— BEGIN THE INPUT —

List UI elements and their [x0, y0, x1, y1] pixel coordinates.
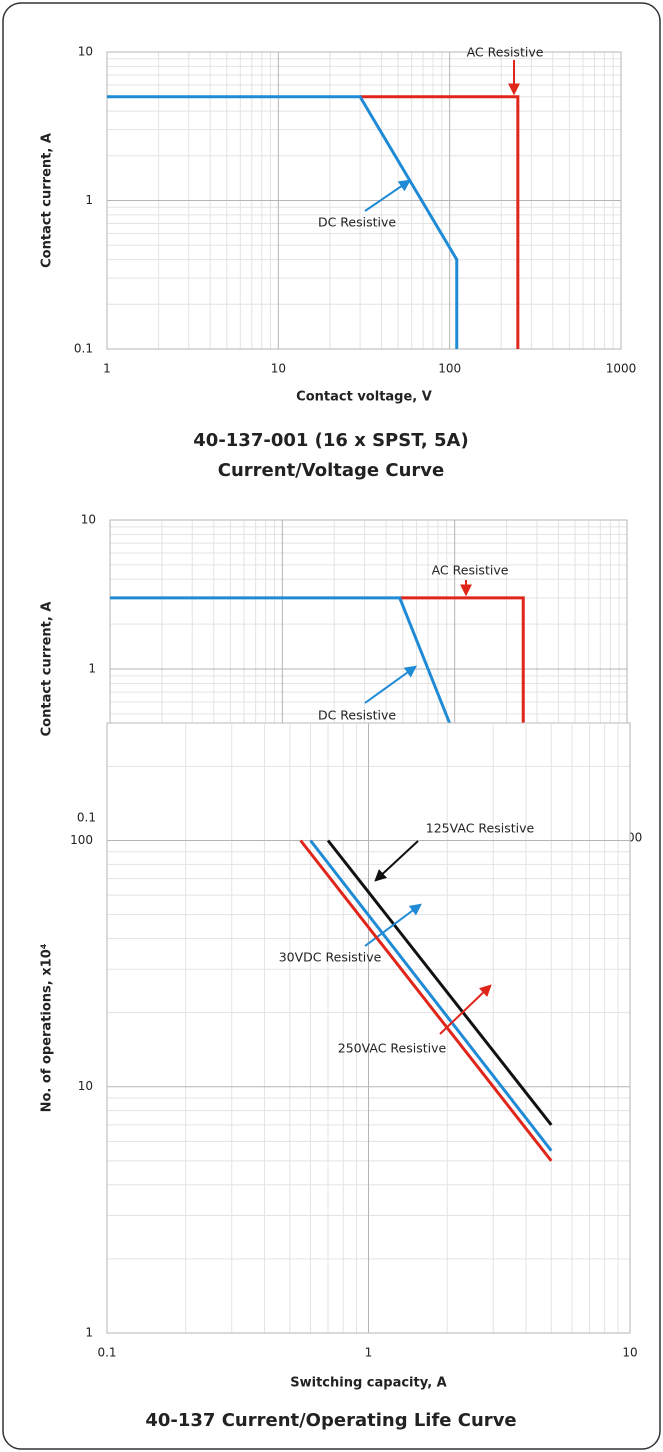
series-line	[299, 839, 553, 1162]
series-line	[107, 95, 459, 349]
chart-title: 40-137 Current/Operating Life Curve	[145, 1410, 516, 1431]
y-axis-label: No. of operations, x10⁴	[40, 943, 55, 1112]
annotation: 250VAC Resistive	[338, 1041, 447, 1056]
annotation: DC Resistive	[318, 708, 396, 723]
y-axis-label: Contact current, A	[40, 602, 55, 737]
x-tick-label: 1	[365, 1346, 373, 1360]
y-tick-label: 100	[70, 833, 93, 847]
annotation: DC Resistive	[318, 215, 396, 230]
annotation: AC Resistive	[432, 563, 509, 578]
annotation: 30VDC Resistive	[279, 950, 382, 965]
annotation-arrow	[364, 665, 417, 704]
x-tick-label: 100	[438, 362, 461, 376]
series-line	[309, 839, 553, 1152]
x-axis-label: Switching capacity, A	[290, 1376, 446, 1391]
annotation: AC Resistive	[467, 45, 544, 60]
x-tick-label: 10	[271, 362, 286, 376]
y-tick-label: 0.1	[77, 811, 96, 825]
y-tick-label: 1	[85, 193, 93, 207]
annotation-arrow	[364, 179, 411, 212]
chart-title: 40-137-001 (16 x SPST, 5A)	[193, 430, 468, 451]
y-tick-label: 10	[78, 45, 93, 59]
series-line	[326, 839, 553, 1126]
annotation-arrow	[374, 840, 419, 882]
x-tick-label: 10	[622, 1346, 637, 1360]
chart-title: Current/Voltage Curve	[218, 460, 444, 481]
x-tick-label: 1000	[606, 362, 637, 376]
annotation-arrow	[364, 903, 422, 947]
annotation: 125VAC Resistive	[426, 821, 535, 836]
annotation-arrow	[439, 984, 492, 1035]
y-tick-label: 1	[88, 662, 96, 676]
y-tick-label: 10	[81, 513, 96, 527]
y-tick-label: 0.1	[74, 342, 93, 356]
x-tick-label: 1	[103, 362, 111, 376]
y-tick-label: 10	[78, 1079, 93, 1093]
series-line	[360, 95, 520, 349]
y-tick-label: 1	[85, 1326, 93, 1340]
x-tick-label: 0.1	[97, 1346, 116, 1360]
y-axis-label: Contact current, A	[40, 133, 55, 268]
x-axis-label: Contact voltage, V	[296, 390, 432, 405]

— END THE INPUT —
— BEGIN THE INPUT —

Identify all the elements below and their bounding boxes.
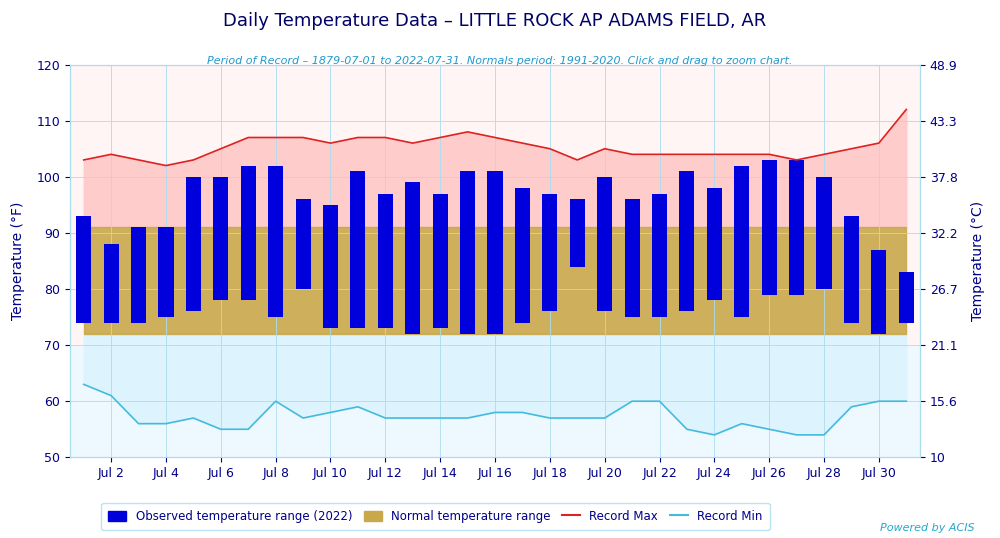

— END THE INPUT —
— BEGIN THE INPUT —

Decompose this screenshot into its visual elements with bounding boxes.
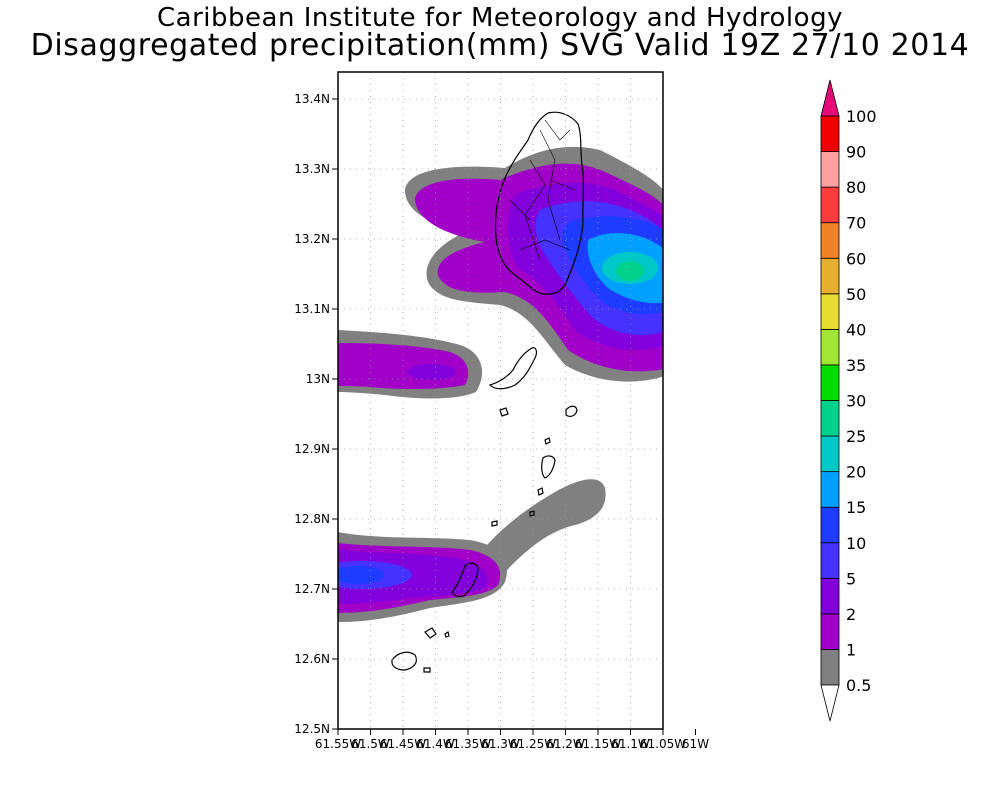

— END THE INPUT —

TASK BRIEF – Repeat word for word the stretch of the items above that opens with the line containing "List UI elements" and closes with the line containing "390, 432, 405]", both lines included. Leave the pictures out of your answer.

CORRECT OUTPUT –
List UI elements and their [x0, y0, x1, y1] pixel coordinates.
series-line	[299, 839, 553, 1162]
series-line	[107, 95, 459, 349]
chart-title: 40-137 Current/Operating Life Curve	[145, 1410, 516, 1431]
y-axis-label: No. of operations, x10⁴	[40, 943, 55, 1112]
annotation: 250VAC Resistive	[338, 1041, 447, 1056]
annotation: DC Resistive	[318, 708, 396, 723]
y-axis-label: Contact current, A	[40, 602, 55, 737]
x-tick-label: 1	[365, 1346, 373, 1360]
y-tick-label: 100	[70, 833, 93, 847]
annotation: DC Resistive	[318, 215, 396, 230]
annotation: AC Resistive	[432, 563, 509, 578]
annotation: 30VDC Resistive	[279, 950, 382, 965]
annotation-arrow	[364, 665, 417, 704]
x-tick-label: 100	[438, 362, 461, 376]
series-line	[309, 839, 553, 1152]
x-axis-label: Switching capacity, A	[290, 1376, 446, 1391]
annotation: AC Resistive	[467, 45, 544, 60]
x-tick-label: 10	[271, 362, 286, 376]
y-tick-label: 0.1	[77, 811, 96, 825]
y-tick-label: 1	[85, 193, 93, 207]
annotation-arrow	[364, 179, 411, 212]
chart-title: 40-137-001 (16 x SPST, 5A)	[193, 430, 468, 451]
y-tick-label: 10	[78, 45, 93, 59]
series-line	[326, 839, 553, 1126]
annotation-arrow	[374, 840, 419, 882]
x-tick-label: 10	[622, 1346, 637, 1360]
chart-title: Current/Voltage Curve	[218, 460, 444, 481]
x-tick-label: 1000	[606, 362, 637, 376]
annotation-arrow	[364, 903, 422, 947]
annotation: 125VAC Resistive	[426, 821, 535, 836]
annotation-arrow	[439, 984, 492, 1035]
y-tick-label: 1	[88, 662, 96, 676]
y-tick-label: 10	[81, 513, 96, 527]
y-tick-label: 0.1	[74, 342, 93, 356]
x-tick-label: 1	[103, 362, 111, 376]
y-tick-label: 10	[78, 1079, 93, 1093]
series-line	[360, 95, 520, 349]
y-tick-label: 1	[85, 1326, 93, 1340]
x-tick-label: 0.1	[97, 1346, 116, 1360]
y-axis-label: Contact current, A	[40, 133, 55, 268]
x-axis-label: Contact voltage, V	[296, 390, 432, 405]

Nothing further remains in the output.